— begin Input data —
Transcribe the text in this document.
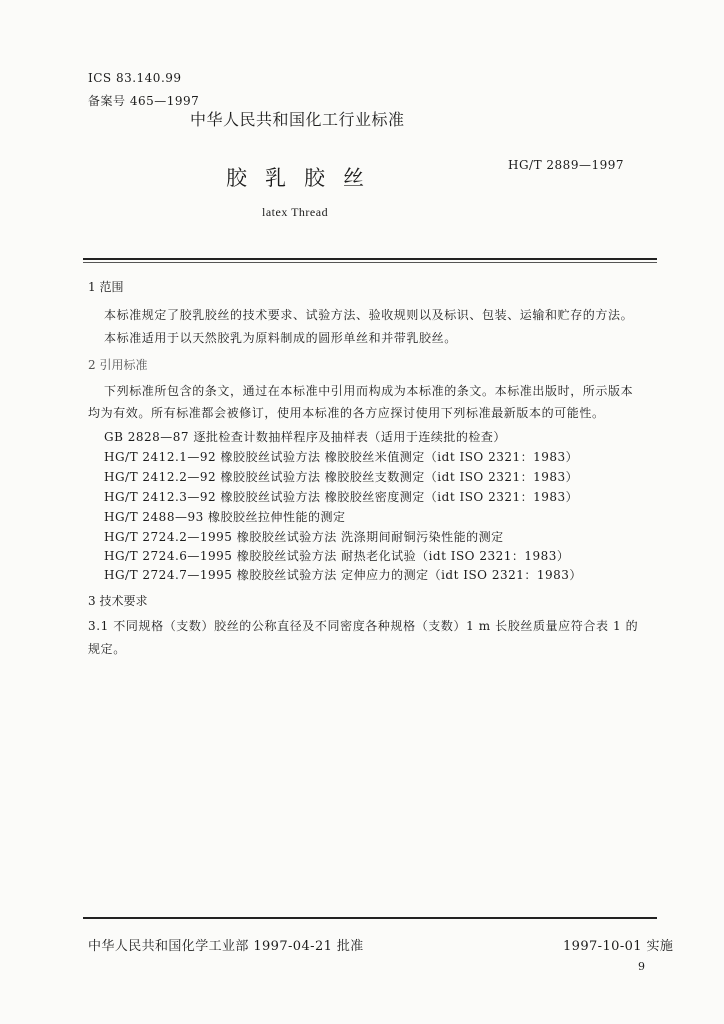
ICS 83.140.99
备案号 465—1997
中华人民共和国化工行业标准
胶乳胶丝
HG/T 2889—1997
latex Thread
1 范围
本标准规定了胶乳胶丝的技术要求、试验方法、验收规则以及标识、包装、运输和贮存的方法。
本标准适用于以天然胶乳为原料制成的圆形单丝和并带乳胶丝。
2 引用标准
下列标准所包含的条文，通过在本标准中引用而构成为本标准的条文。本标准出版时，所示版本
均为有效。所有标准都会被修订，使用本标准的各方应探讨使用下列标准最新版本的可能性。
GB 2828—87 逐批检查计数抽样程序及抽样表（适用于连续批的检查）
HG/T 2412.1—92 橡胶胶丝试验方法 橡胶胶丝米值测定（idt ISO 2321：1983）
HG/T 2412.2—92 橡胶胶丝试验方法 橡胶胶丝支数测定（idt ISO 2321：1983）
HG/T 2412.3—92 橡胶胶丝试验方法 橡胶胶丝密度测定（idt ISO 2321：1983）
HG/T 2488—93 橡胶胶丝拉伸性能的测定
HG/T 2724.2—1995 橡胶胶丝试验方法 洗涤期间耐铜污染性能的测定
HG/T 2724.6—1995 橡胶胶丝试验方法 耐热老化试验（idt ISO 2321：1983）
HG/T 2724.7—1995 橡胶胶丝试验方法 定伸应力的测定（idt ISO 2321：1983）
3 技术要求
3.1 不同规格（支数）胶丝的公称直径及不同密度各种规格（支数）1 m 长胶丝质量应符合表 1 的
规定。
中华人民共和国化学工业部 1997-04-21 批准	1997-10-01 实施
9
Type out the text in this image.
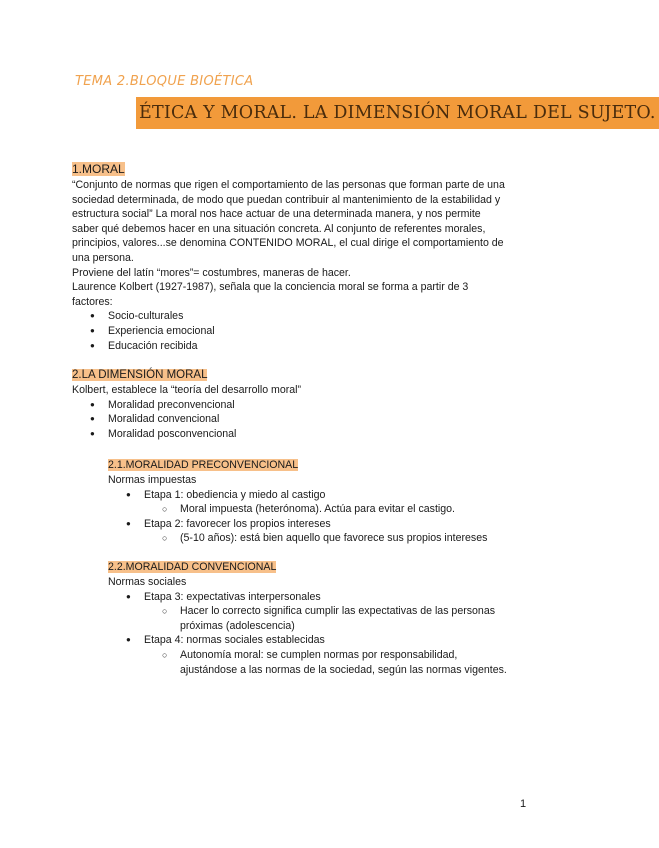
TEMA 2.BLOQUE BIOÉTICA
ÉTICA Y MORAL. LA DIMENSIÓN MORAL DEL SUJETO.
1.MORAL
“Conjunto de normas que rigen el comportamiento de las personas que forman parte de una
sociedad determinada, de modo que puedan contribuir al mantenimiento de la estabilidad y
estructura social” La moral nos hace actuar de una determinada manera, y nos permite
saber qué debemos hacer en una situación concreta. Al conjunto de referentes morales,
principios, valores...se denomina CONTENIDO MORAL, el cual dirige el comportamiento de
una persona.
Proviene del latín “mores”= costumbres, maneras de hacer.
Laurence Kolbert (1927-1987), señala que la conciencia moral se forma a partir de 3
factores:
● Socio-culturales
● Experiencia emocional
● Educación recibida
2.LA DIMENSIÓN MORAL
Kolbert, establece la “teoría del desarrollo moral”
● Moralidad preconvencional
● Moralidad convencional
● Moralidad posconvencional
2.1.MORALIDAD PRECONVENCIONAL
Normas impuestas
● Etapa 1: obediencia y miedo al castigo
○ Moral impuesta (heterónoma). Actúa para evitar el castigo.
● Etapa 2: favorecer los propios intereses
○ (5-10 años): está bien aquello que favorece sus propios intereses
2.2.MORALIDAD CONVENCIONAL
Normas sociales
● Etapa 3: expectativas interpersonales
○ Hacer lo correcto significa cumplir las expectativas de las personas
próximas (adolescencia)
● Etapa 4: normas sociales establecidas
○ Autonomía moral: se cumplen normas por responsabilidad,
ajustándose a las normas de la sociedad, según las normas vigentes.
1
— end Input data —
§ **Task prompt**:
Select the lines from the entries that include the word "Kolbert".

§ **Task answer**:
Laurence Kolbert (1927-1987), señala que la conciencia moral se forma a partir de 3
Kolbert, establece la “teoría del desarrollo moral”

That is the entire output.